**WRITTEN REQUEST**:
Reproduce the rows below unchanged, beginning at the line that has "phase-cell xyxy=(1071,432,1211,472)" and continuing through the final row, with both of those lines included.
··· DATA FOR THIS TASK ···
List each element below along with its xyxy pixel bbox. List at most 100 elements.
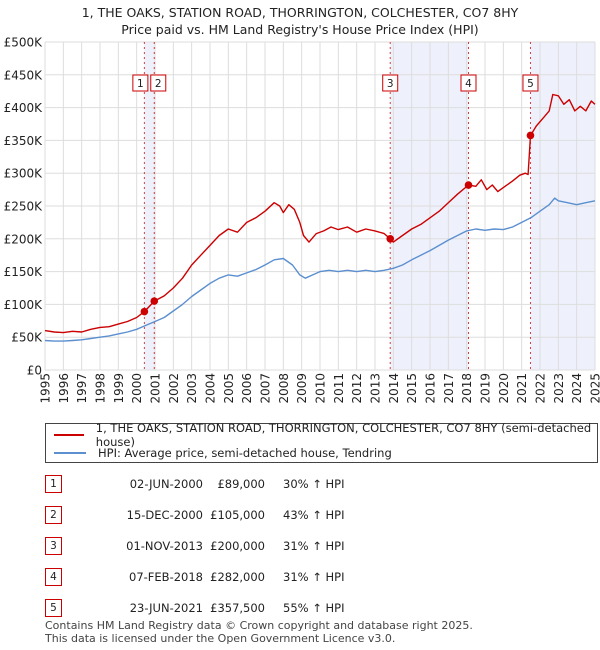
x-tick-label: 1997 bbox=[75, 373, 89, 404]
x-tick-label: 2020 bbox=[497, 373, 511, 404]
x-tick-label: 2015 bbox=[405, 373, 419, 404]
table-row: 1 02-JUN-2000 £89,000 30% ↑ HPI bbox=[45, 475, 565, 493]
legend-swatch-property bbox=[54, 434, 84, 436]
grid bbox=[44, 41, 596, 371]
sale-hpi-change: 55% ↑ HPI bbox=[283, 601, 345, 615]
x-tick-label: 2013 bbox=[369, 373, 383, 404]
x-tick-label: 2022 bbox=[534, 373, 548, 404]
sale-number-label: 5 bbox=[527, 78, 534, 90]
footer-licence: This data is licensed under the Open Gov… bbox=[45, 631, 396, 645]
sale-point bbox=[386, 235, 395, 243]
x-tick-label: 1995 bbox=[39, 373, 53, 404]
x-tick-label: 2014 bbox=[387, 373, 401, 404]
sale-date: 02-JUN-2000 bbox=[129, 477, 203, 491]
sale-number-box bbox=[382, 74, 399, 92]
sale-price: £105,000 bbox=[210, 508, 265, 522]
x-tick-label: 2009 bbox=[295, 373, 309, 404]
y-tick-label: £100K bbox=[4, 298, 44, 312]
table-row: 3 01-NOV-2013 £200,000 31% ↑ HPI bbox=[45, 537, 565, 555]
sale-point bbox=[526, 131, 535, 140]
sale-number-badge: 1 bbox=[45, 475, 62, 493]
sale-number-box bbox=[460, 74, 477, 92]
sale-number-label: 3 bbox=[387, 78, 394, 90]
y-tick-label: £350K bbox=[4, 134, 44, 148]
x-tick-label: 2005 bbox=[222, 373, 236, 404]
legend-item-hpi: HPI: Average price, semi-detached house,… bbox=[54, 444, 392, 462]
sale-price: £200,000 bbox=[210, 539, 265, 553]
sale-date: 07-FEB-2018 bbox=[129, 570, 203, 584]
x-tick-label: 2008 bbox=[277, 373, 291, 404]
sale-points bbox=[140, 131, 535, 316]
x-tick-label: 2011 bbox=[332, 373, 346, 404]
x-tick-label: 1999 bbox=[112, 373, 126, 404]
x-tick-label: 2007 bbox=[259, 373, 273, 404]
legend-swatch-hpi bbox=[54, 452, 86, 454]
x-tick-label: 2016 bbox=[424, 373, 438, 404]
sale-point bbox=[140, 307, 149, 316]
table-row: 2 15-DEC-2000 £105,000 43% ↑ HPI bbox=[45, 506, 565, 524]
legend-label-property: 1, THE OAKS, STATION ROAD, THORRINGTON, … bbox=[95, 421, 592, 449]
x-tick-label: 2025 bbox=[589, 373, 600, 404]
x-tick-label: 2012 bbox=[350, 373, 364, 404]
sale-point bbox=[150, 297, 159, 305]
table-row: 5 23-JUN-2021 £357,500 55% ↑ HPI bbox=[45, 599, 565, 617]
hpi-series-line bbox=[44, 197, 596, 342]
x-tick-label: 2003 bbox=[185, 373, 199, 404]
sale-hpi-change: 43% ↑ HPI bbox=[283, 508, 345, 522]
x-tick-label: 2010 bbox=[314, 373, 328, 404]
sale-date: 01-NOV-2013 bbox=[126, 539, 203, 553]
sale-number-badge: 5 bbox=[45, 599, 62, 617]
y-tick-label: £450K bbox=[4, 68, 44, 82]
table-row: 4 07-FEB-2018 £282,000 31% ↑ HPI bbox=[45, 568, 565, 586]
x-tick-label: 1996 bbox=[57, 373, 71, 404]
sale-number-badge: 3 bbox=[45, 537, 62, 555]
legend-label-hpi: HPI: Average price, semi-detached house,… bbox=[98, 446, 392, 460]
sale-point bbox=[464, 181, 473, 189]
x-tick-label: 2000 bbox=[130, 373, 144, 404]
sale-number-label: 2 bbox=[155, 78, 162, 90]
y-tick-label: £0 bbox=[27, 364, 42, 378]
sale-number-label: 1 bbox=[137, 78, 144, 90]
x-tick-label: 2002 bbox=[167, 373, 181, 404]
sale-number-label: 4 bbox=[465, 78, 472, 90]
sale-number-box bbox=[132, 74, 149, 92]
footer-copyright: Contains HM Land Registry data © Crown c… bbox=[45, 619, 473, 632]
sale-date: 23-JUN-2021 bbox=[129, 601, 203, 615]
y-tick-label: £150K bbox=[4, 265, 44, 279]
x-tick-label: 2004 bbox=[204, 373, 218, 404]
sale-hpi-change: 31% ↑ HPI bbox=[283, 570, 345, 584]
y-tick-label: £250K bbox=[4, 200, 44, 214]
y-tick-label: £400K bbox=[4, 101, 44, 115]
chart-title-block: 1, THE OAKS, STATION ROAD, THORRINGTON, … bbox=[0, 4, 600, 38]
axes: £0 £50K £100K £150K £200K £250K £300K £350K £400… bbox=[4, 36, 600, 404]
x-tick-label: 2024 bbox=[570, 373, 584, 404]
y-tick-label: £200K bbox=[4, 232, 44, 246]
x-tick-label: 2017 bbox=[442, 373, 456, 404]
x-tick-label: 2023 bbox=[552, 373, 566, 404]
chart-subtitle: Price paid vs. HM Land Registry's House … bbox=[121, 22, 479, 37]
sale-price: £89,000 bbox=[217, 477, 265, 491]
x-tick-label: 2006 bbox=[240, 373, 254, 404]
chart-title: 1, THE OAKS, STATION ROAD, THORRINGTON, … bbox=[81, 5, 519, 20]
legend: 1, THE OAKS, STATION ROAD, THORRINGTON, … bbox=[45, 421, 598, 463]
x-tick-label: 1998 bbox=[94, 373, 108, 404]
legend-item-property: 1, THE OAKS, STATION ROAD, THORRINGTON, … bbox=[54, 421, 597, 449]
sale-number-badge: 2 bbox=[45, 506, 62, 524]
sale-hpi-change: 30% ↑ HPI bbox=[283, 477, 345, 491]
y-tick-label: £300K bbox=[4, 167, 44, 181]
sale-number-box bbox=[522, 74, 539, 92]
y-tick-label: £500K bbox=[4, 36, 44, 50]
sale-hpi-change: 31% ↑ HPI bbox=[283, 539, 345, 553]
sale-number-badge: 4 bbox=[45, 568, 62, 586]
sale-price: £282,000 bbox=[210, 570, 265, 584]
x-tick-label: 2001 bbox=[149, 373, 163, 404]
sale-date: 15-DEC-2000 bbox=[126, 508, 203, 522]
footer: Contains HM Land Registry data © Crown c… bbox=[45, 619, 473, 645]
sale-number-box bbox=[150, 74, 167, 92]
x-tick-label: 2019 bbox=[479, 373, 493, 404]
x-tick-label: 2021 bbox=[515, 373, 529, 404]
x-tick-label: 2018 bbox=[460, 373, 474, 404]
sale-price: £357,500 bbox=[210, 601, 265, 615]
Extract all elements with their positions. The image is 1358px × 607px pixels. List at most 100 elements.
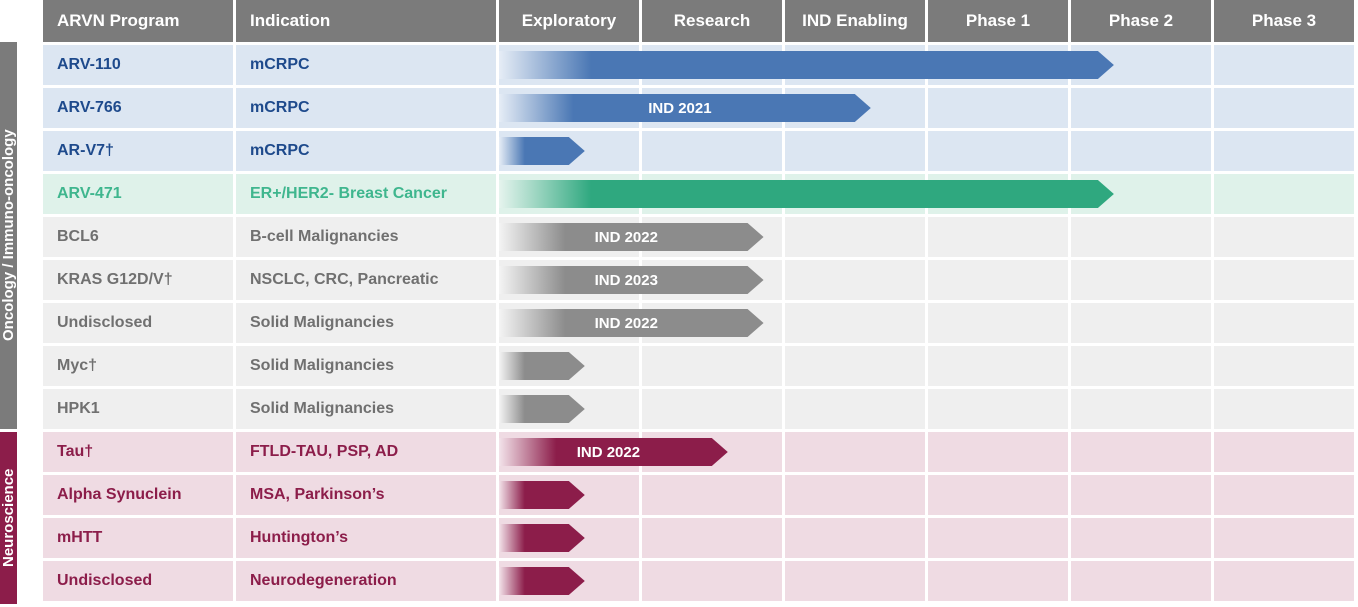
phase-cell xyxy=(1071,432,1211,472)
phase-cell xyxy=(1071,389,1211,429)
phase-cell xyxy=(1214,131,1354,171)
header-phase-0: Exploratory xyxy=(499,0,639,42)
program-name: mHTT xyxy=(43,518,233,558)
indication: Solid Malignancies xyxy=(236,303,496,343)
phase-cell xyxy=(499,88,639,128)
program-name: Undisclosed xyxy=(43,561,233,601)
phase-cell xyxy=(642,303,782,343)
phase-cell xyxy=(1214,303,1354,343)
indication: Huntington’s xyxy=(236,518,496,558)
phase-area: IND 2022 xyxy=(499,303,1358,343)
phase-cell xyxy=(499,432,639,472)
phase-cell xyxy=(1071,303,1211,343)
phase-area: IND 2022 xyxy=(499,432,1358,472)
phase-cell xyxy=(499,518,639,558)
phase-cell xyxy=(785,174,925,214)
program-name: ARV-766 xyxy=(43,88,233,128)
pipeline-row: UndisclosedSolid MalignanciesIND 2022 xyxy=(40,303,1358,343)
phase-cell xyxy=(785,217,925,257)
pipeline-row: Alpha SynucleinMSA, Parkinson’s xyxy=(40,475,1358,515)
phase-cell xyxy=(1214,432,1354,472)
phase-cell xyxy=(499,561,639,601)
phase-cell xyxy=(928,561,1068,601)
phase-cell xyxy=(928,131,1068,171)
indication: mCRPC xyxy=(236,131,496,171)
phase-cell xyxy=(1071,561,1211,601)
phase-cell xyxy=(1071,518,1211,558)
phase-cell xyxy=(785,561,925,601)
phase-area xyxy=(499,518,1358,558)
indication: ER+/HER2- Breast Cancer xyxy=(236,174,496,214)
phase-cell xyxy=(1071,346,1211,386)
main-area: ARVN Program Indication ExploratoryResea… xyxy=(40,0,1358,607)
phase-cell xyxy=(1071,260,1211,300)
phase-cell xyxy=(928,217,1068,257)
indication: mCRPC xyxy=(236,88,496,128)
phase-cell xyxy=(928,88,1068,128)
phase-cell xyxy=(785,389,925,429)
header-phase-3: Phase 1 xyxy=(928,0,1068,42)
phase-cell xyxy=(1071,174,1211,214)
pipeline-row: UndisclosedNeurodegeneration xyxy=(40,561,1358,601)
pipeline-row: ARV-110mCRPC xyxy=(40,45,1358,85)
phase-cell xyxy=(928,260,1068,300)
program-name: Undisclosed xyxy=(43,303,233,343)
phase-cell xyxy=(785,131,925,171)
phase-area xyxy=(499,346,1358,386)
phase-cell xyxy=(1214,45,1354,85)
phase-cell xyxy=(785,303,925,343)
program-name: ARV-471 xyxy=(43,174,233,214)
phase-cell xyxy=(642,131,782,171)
···
**CORRECT RESPONSE**:
phase-cell xyxy=(1071,432,1211,472)
phase-cell xyxy=(1071,389,1211,429)
phase-cell xyxy=(1214,131,1354,171)
header-phase-0: Exploratory xyxy=(499,0,639,42)
program-name: mHTT xyxy=(43,518,233,558)
indication: Solid Malignancies xyxy=(236,303,496,343)
phase-cell xyxy=(499,88,639,128)
program-name: Undisclosed xyxy=(43,561,233,601)
phase-cell xyxy=(642,303,782,343)
phase-cell xyxy=(1214,303,1354,343)
indication: Huntington’s xyxy=(236,518,496,558)
phase-area: IND 2022 xyxy=(499,303,1358,343)
phase-cell xyxy=(499,432,639,472)
phase-cell xyxy=(1071,303,1211,343)
phase-area: IND 2022 xyxy=(499,432,1358,472)
phase-cell xyxy=(499,518,639,558)
phase-cell xyxy=(785,174,925,214)
program-name: ARV-766 xyxy=(43,88,233,128)
pipeline-row: UndisclosedSolid MalignanciesIND 2022 xyxy=(40,303,1358,343)
phase-cell xyxy=(785,217,925,257)
pipeline-row: Alpha SynucleinMSA, Parkinson’s xyxy=(40,475,1358,515)
phase-cell xyxy=(1214,432,1354,472)
phase-cell xyxy=(499,561,639,601)
phase-cell xyxy=(928,561,1068,601)
phase-cell xyxy=(928,131,1068,171)
indication: mCRPC xyxy=(236,131,496,171)
phase-cell xyxy=(1071,561,1211,601)
phase-cell xyxy=(1071,518,1211,558)
phase-cell xyxy=(785,561,925,601)
phase-area xyxy=(499,518,1358,558)
indication: ER+/HER2- Breast Cancer xyxy=(236,174,496,214)
phase-cell xyxy=(1071,346,1211,386)
main-area: ARVN Program Indication ExploratoryResea… xyxy=(40,0,1358,607)
phase-cell xyxy=(1071,260,1211,300)
phase-cell xyxy=(928,217,1068,257)
indication: mCRPC xyxy=(236,88,496,128)
phase-cell xyxy=(928,88,1068,128)
phase-cell xyxy=(785,389,925,429)
header-phase-3: Phase 1 xyxy=(928,0,1068,42)
phase-cell xyxy=(1071,174,1211,214)
pipeline-row: UndisclosedNeurodegeneration xyxy=(40,561,1358,601)
pipeline-row: ARV-110mCRPC xyxy=(40,45,1358,85)
phase-cell xyxy=(928,260,1068,300)
program-name: Undisclosed xyxy=(43,303,233,343)
phase-cell xyxy=(785,131,925,171)
phase-area xyxy=(499,346,1358,386)
phase-cell xyxy=(1214,45,1354,85)
phase-cell xyxy=(785,303,925,343)
program-name: ARV-471 xyxy=(43,174,233,214)
phase-cell xyxy=(642,131,782,171)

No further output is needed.